• **STATED PROBLEM 1**:
Return, line for line without changes, the part of the entries that opens with their first line and closes with the line containing "canales-heading: CANALES DE", including both of those lines.

• • • • • • •

The Russia trip has been a success, we have found everything we wanted to find and more. Spent the last night in the city drinking copious amounts of vodka in bars and playing chess with Russians.
We’re in Russia, and we love it. This country rocks. Putin may do strange things, but what we see, this sure looks good. We have a setup here with a full-package deal from Ural Expeditions. This is sort of required to do a proper Ural tour, expensive but good. In the Yekaterinburg area we have a van, a driver Igor and our guide, Sasja.
First day of birding we went straight to a famous site close to the airport, packed breakfast and dawn. The first Booted Warbler sung as we opened the car doors.
These marshes held a plethora of new WP birds for us, and just in a few hours we ticked off Grasshopper Warbler, Thrush Nightingale, Long-Tailed Rosefinch and a fast over flying Oriental Turle Dove.
Other nice species at the Airport marshes:
After a wonderful breakfast in the lingering morning, we went to another spot close by which held a number of breeding Great Snipes.

• • • • • • •

• **STATED PROBLEM 2**:
Take the account of the Ural birding trip further, starting after its last sentence.

• • • • • • •

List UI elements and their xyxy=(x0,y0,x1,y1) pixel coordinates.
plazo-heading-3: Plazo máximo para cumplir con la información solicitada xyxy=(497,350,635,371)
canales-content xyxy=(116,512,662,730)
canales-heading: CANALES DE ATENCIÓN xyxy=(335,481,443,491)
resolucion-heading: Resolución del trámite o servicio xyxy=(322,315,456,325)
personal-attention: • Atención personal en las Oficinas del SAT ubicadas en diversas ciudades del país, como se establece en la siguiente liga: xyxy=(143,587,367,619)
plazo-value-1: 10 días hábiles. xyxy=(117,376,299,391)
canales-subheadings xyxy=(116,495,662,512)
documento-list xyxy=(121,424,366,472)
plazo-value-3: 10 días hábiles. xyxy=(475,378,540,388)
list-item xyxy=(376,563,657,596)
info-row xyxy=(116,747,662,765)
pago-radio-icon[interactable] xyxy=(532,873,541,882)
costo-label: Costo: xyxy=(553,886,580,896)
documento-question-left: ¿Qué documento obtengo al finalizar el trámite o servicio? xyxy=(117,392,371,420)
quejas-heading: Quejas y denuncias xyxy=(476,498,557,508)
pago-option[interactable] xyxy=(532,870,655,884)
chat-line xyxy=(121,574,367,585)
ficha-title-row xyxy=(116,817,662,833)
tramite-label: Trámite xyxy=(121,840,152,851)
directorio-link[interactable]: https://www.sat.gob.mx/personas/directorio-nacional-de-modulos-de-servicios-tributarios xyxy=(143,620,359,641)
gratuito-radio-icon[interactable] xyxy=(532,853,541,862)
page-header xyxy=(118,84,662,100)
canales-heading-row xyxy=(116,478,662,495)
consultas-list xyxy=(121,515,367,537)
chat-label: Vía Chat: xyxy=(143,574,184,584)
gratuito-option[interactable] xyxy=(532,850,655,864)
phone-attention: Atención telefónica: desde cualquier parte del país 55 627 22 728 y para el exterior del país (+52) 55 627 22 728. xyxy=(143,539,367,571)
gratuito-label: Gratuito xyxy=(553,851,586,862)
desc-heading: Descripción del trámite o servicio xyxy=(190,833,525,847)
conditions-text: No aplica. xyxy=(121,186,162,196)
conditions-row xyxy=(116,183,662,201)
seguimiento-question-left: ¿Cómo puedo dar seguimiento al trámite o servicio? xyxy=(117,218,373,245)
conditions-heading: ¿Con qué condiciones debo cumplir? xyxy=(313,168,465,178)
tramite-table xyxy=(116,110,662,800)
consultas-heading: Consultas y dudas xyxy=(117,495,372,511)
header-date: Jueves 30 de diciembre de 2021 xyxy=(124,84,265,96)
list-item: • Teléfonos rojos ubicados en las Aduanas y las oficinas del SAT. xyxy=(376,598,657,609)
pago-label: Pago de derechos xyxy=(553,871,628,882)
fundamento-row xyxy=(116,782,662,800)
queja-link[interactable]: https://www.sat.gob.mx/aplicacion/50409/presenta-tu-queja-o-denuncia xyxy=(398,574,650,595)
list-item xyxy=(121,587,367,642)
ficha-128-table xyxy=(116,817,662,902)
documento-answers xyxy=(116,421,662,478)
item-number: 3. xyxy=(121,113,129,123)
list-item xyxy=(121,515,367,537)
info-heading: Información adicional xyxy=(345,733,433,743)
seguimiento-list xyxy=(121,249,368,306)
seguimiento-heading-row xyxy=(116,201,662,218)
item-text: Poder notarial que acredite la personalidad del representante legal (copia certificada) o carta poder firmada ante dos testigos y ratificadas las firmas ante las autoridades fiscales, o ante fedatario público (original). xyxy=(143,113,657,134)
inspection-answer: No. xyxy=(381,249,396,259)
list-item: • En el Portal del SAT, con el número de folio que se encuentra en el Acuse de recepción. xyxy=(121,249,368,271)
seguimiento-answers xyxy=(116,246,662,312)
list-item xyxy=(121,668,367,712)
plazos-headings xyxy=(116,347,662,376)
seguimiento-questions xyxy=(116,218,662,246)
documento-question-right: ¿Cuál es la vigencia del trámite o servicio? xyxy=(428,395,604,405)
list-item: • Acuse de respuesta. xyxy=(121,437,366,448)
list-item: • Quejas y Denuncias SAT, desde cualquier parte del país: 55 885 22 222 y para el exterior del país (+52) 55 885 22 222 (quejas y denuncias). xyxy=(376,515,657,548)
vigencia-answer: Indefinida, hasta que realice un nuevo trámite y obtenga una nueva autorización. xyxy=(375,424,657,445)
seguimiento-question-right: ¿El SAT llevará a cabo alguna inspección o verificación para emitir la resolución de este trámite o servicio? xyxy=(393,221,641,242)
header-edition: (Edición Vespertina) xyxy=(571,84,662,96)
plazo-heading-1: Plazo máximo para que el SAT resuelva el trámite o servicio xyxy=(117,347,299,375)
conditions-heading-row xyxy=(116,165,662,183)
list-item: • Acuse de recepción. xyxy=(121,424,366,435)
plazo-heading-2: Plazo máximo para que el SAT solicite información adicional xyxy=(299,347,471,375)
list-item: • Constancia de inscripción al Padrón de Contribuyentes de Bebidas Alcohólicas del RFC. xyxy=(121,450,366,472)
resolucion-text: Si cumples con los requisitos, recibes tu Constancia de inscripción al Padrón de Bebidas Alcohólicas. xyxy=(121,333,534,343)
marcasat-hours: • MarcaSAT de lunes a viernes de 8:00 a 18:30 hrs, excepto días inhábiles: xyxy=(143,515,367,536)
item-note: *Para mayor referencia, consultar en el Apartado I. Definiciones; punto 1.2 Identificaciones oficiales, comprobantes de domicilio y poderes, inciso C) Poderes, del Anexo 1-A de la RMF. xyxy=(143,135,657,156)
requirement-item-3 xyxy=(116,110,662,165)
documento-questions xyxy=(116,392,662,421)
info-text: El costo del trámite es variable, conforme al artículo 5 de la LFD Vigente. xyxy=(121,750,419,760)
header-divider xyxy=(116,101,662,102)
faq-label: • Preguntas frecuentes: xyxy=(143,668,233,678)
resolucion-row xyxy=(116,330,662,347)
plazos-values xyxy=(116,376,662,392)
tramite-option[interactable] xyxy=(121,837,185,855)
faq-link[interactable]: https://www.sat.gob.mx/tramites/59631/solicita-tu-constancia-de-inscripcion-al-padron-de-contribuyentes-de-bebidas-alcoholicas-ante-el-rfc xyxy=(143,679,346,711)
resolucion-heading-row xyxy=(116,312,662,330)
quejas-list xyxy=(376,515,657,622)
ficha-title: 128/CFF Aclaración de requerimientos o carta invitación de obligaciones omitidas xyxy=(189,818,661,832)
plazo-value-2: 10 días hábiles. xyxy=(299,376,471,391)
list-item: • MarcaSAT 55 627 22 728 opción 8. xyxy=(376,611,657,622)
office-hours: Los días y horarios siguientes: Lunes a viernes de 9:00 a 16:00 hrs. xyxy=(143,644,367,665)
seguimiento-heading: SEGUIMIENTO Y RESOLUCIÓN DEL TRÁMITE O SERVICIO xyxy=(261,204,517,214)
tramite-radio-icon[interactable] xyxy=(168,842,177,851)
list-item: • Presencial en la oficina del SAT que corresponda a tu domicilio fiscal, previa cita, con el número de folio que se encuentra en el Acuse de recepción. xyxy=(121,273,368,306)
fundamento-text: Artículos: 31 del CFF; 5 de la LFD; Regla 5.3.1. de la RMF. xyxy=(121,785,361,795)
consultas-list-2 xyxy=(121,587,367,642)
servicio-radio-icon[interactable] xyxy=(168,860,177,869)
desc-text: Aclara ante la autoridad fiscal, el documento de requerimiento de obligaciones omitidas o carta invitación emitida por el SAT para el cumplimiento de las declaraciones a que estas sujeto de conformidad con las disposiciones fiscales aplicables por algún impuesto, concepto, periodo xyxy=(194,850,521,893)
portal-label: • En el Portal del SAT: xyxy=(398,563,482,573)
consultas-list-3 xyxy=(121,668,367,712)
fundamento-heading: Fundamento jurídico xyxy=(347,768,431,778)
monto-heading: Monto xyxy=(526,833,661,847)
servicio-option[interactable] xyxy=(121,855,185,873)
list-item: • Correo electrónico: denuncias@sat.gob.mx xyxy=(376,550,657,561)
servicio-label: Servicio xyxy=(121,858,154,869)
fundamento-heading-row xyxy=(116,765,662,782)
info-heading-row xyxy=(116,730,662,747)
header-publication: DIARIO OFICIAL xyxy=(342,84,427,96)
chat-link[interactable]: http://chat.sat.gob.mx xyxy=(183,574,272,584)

• • • • • • •

• **RESPONSE 1**:
List UI elements and their xyxy=(x0,y0,x1,y1) pixel coordinates.
plazo-heading-3: Plazo máximo para cumplir con la información solicitada xyxy=(497,350,635,371)
canales-content xyxy=(116,512,662,730)
canales-heading: CANALES DE ATENCIÓN xyxy=(335,481,443,491)

• **RESPONSE 2**:
Nice little wetland with breeding Godwits and Red-shanks
Keep at it, we went to another local site called, Monetny which is an amazing site, with a dirt road passing thorough prime marsh habitat. First thing, we came into the habitat and we heard River Warbler calling, next we hear Greenish Warbler and then Lanceolated. Dream birds.
Oriental Cuckoo called from far away and we found the first of hopefully many Olive-backed Pipits. The site is famous for Azur Tit, we didn’t find any though.
At the end of the day, we had picked up 11 new WP ticks. We remember when we had the pelagic in April in Kuwait, we had 10 new ticks that day and Paul Chapman said, this was probably the last day you had 10 new ticks. Haha, he was wrong.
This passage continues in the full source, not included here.